STATED GOAL: All material below is to be reproduced exactly.

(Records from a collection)

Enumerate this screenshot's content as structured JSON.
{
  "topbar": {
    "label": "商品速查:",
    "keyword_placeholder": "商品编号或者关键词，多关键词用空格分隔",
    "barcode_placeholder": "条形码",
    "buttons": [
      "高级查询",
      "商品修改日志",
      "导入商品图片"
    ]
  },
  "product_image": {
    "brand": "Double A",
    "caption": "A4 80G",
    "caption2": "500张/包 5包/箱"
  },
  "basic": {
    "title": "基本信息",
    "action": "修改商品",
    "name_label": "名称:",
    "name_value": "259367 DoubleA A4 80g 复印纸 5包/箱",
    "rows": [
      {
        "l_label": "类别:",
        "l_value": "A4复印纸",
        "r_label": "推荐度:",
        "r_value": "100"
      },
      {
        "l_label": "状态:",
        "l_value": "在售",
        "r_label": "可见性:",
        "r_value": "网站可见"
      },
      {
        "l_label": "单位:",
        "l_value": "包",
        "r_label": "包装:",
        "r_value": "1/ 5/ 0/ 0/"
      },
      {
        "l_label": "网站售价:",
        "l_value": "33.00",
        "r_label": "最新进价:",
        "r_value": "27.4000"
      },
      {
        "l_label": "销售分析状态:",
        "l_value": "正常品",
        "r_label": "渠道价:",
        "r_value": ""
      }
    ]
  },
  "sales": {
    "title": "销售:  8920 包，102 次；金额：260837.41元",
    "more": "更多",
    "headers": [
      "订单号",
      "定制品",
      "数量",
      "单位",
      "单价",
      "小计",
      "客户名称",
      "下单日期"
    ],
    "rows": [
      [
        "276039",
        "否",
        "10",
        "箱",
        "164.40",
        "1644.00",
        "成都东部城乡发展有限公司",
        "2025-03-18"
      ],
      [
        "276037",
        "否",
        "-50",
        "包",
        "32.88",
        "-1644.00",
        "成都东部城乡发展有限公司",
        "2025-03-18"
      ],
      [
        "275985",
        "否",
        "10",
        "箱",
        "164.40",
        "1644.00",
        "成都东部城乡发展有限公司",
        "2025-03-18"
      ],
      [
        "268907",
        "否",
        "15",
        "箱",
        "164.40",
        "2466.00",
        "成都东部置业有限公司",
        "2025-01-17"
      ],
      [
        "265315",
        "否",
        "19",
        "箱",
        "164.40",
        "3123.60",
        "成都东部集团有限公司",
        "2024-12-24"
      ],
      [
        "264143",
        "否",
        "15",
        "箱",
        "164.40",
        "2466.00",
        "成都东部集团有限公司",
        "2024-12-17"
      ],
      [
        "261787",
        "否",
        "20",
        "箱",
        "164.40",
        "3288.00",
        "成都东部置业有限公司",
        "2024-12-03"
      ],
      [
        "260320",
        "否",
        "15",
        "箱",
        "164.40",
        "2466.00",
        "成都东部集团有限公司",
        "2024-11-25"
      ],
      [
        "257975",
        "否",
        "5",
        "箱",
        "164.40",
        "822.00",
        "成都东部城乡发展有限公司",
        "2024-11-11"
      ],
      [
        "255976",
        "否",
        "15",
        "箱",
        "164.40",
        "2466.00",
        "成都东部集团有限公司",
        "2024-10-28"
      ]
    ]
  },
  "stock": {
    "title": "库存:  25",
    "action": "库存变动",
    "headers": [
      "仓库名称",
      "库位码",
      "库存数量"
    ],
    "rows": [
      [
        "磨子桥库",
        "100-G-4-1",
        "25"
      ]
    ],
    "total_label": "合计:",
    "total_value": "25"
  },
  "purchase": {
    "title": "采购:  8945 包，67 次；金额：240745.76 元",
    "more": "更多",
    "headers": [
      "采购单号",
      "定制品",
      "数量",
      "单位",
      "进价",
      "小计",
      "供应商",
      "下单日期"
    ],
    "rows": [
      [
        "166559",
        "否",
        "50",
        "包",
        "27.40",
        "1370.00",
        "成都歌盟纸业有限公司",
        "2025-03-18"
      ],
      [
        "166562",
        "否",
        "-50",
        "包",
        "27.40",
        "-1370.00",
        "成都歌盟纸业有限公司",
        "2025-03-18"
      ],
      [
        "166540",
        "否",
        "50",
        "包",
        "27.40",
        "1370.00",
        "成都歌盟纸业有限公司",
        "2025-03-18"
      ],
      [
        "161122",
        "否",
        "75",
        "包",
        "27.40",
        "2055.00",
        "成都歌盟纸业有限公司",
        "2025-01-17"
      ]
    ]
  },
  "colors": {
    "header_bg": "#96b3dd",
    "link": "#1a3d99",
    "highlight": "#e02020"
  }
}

RESPONSE TO THE TASK:
Enumerate this screenshot's content as structured JSON.
{
  "topbar": {
    "label": "商品速查:",
    "keyword_placeholder": "商品编号或者关键词，多关键词用空格分隔",
    "barcode_placeholder": "条形码",
    "buttons": [
      "高级查询",
      "商品修改日志",
      "导入商品图片"
    ]
  },
  "product_image": {
    "brand": "Double A",
    "caption": "A4 80G",
    "caption2": "500张/包 5包/箱"
  },
  "basic": {
    "title": "基本信息",
    "action": "修改商品",
    "name_label": "名称:",
    "name_value": "259367 DoubleA A4 80g 复印纸 5包/箱",
    "rows": [
      {
        "l_label": "类别:",
        "l_value": "A4复印纸",
        "r_label": "推荐度:",
        "r_value": "100"
      },
      {
        "l_label": "状态:",
        "l_value": "在售",
        "r_label": "可见性:",
        "r_value": "网站可见"
      },
      {
        "l_label": "单位:",
        "l_value": "包",
        "r_label": "包装:",
        "r_value": "1/ 5/ 0/ 0/"
      },
      {
        "l_label": "网站售价:",
        "l_value": "33.00",
        "r_label": "最新进价:",
        "r_value": "27.4000"
      },
      {
        "l_label": "销售分析状态:",
        "l_value": "正常品",
        "r_label": "渠道价:",
        "r_value": ""
      }
    ]
  },
  "sales": {
    "title": "销售:  8920 包，102 次；金额：260837.41元",
    "more": "更多",
    "headers": [
      "订单号",
      "定制品",
      "数量",
      "单位",
      "单价",
      "小计",
      "客户名称",
      "下单日期"
    ],
    "rows": [
      [
        "276039",
        "否",
        "10",
        "箱",
        "164.40",
        "1644.00",
        "成都东部城乡发展有限公司",
        "2025-03-18"
      ],
      [
        "276037",
        "否",
        "-50",
        "包",
        "32.88",
        "-1644.00",
        "成都东部城乡发展有限公司",
        "2025-03-18"
      ],
      [
        "275985",
        "否",
        "10",
        "箱",
        "164.40",
        "1644.00",
        "成都东部城乡发展有限公司",
        "2025-03-18"
      ],
      [
        "268907",
        "否",
        "15",
        "箱",
        "164.40",
        "2466.00",
        "成都东部置业有限公司",
        "2025-01-17"
      ],
      [
        "265315",
        "否",
        "19",
        "箱",
        "164.40",
        "3123.60",
        "成都东部集团有限公司",
        "2024-12-24"
      ],
      [
        "264143",
        "否",
        "15",
        "箱",
        "164.40",
        "2466.00",
        "成都东部集团有限公司",
        "2024-12-17"
      ],
      [
        "261787",
        "否",
        "20",
        "箱",
        "164.40",
        "3288.00",
        "成都东部置业有限公司",
        "2024-12-03"
      ],
      [
        "260320",
        "否",
        "15",
        "箱",
        "164.40",
        "2466.00",
        "成都东部集团有限公司",
        "2024-11-25"
      ],
      [
        "257975",
        "否",
        "5",
        "箱",
        "164.40",
        "822.00",
        "成都东部城乡发展有限公司",
        "2024-11-11"
      ],
      [
        "255976",
        "否",
        "15",
        "箱",
        "164.40",
        "2466.00",
        "成都东部集团有限公司",
        "2024-10-28"
      ]
    ]
  },
  "stock": {
    "title": "库存:  25",
    "action": "库存变动",
    "headers": [
      "仓库名称",
      "库位码",
      "库存数量"
    ],
    "rows": [
      [
        "磨子桥库",
        "100-G-4-1",
        "25"
      ]
    ],
    "total_label": "合计:",
    "total_value": "25"
  },
  "purchase": {
    "title": "采购:  8945 包，67 次；金额：240745.76 元",
    "more": "更多",
    "headers": [
      "采购单号",
      "定制品",
      "数量",
      "单位",
      "进价",
      "小计",
      "供应商",
      "下单日期"
    ],
    "rows": [
      [
        "166559",
        "否",
        "50",
        "包",
        "27.40",
        "1370.00",
        "成都歌盟纸业有限公司",
        "2025-03-18"
      ],
      [
        "166562",
        "否",
        "-50",
        "包",
        "27.40",
        "-1370.00",
        "成都歌盟纸业有限公司",
        "2025-03-18"
      ],
      [
        "166540",
        "否",
        "50",
        "包",
        "27.40",
        "1370.00",
        "成都歌盟纸业有限公司",
        "2025-03-18"
      ],
      [
        "161122",
        "否",
        "75",
        "包",
        "27.40",
        "2055.00",
        "成都歌盟纸业有限公司",
        "2025-01-17"
      ]
    ]
  },
  "colors": {
    "header_bg": "#96b3dd",
    "link": "#1a3d99",
    "highlight": "#e02020"
  }
}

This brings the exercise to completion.